## YOUR GOAL
Retype the records exactly, with nothing added or dropped.

## RECORDS FOR THE TASK
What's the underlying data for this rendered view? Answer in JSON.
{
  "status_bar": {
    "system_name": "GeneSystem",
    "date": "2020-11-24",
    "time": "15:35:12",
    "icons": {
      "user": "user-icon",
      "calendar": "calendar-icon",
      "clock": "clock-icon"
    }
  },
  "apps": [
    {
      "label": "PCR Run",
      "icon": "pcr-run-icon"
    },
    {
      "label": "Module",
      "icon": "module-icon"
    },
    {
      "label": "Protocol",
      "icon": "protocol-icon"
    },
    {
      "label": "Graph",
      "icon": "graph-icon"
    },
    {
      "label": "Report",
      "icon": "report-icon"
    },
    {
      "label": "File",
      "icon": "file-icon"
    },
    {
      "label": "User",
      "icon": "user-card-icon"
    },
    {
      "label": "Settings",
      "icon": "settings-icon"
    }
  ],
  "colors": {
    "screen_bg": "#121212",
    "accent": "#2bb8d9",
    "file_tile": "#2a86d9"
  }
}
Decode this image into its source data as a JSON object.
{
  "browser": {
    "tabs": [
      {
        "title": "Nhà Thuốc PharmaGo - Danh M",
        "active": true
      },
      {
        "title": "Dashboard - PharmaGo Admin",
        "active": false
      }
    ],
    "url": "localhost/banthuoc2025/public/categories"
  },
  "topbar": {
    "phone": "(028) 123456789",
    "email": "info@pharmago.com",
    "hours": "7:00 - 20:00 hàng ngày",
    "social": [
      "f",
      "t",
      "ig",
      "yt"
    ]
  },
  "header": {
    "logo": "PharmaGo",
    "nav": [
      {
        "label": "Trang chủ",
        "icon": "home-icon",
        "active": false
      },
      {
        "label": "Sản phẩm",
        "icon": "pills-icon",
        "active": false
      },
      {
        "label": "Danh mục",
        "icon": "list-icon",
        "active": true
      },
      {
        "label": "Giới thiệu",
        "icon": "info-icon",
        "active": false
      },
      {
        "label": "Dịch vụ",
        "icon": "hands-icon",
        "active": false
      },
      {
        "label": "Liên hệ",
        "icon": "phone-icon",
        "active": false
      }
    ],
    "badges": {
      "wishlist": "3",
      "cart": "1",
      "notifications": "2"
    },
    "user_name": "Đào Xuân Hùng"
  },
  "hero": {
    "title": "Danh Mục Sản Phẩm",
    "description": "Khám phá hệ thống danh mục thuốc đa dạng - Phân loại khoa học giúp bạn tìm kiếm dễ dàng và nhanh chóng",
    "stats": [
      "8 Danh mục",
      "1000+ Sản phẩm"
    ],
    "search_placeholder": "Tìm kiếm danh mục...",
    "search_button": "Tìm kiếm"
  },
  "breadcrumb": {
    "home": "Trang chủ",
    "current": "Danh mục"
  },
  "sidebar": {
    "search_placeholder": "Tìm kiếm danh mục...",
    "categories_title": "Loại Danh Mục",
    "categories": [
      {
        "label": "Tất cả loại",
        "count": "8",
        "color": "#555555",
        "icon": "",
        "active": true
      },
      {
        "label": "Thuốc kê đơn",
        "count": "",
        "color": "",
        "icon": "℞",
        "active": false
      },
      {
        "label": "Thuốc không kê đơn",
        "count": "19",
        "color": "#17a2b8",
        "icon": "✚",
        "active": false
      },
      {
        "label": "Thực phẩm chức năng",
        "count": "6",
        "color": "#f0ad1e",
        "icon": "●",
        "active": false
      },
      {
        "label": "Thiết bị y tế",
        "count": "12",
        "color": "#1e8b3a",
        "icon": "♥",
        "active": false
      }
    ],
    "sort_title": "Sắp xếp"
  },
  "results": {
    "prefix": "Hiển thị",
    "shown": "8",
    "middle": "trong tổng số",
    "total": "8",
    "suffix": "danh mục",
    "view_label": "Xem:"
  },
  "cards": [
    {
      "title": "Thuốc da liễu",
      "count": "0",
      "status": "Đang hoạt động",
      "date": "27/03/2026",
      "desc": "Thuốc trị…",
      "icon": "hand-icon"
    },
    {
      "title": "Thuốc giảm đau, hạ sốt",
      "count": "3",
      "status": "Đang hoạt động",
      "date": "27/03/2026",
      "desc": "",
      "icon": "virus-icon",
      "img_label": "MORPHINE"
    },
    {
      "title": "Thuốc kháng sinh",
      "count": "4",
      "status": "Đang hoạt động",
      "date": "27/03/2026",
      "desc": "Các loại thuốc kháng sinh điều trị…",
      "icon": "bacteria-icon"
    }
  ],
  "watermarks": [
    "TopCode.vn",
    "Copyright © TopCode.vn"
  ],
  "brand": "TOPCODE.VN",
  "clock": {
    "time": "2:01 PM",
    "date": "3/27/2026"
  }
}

## EXERCISE ANSWER
What's the underlying data for this rendered view? Answer in JSON.
{
  "status_bar": {
    "system_name": "GeneSystem",
    "date": "2020-11-24",
    "time": "15:35:12",
    "icons": {
      "user": "user-icon",
      "calendar": "calendar-icon",
      "clock": "clock-icon"
    }
  },
  "apps": [
    {
      "label": "PCR Run",
      "icon": "pcr-run-icon"
    },
    {
      "label": "Module",
      "icon": "module-icon"
    },
    {
      "label": "Protocol",
      "icon": "protocol-icon"
    },
    {
      "label": "Graph",
      "icon": "graph-icon"
    },
    {
      "label": "Report",
      "icon": "report-icon"
    },
    {
      "label": "File",
      "icon": "file-icon"
    },
    {
      "label": "User",
      "icon": "user-card-icon"
    },
    {
      "label": "Settings",
      "icon": "settings-icon"
    }
  ],
  "colors": {
    "screen_bg": "#121212",
    "accent": "#2bb8d9",
    "file_tile": "#2a86d9"
  }
}
Decode this image into its source data as a JSON object.
{
  "browser": {
    "tabs": [
      {
        "title": "Nhà Thuốc PharmaGo - Danh M",
        "active": true
      },
      {
        "title": "Dashboard - PharmaGo Admin",
        "active": false
      }
    ],
    "url": "localhost/banthuoc2025/public/categories"
  },
  "topbar": {
    "phone": "(028) 123456789",
    "email": "info@pharmago.com",
    "hours": "7:00 - 20:00 hàng ngày",
    "social": [
      "f",
      "t",
      "ig",
      "yt"
    ]
  },
  "header": {
    "logo": "PharmaGo",
    "nav": [
      {
        "label": "Trang chủ",
        "icon": "home-icon",
        "active": false
      },
      {
        "label": "Sản phẩm",
        "icon": "pills-icon",
        "active": false
      },
      {
        "label": "Danh mục",
        "icon": "list-icon",
        "active": true
      },
      {
        "label": "Giới thiệu",
        "icon": "info-icon",
        "active": false
      },
      {
        "label": "Dịch vụ",
        "icon": "hands-icon",
        "active": false
      },
      {
        "label": "Liên hệ",
        "icon": "phone-icon",
        "active": false
      }
    ],
    "badges": {
      "wishlist": "3",
      "cart": "1",
      "notifications": "2"
    },
    "user_name": "Đào Xuân Hùng"
  },
  "hero": {
    "title": "Danh Mục Sản Phẩm",
    "description": "Khám phá hệ thống danh mục thuốc đa dạng - Phân loại khoa học giúp bạn tìm kiếm dễ dàng và nhanh chóng",
    "stats": [
      "8 Danh mục",
      "1000+ Sản phẩm"
    ],
    "search_placeholder": "Tìm kiếm danh mục...",
    "search_button": "Tìm kiếm"
  },
  "breadcrumb": {
    "home": "Trang chủ",
    "current": "Danh mục"
  },
  "sidebar": {
    "search_placeholder": "Tìm kiếm danh mục...",
    "categories_title": "Loại Danh Mục",
    "categories": [
      {
        "label": "Tất cả loại",
        "count": "8",
        "color": "#555555",
        "icon": "",
        "active": true
      },
      {
        "label": "Thuốc kê đơn",
        "count": "",
        "color": "",
        "icon": "℞",
        "active": false
      },
      {
        "label": "Thuốc không kê đơn",
        "count": "19",
        "color": "#17a2b8",
        "icon": "✚",
        "active": false
      },
      {
        "label": "Thực phẩm chức năng",
        "count": "6",
        "color": "#f0ad1e",
        "icon": "●",
        "active": false
      },
      {
        "label": "Thiết bị y tế",
        "count": "12",
        "color": "#1e8b3a",
        "icon": "♥",
        "active": false
      }
    ],
    "sort_title": "Sắp xếp"
  },
  "results": {
    "prefix": "Hiển thị",
    "shown": "8",
    "middle": "trong tổng số",
    "total": "8",
    "suffix": "danh mục",
    "view_label": "Xem:"
  },
  "cards": [
    {
      "title": "Thuốc da liễu",
      "count": "0",
      "status": "Đang hoạt động",
      "date": "27/03/2026",
      "desc": "Thuốc trị…",
      "icon": "hand-icon"
    },
    {
      "title": "Thuốc giảm đau, hạ sốt",
      "count": "3",
      "status": "Đang hoạt động",
      "date": "27/03/2026",
      "desc": "",
      "icon": "virus-icon",
      "img_label": "MORPHINE"
    },
    {
      "title": "Thuốc kháng sinh",
      "count": "4",
      "status": "Đang hoạt động",
      "date": "27/03/2026",
      "desc": "Các loại thuốc kháng sinh điều trị…",
      "icon": "bacteria-icon"
    }
  ],
  "watermarks": [
    "TopCode.vn",
    "Copyright © TopCode.vn"
  ],
  "brand": "TOPCODE.VN",
  "clock": {
    "time": "2:01 PM",
    "date": "3/27/2026"
  }
}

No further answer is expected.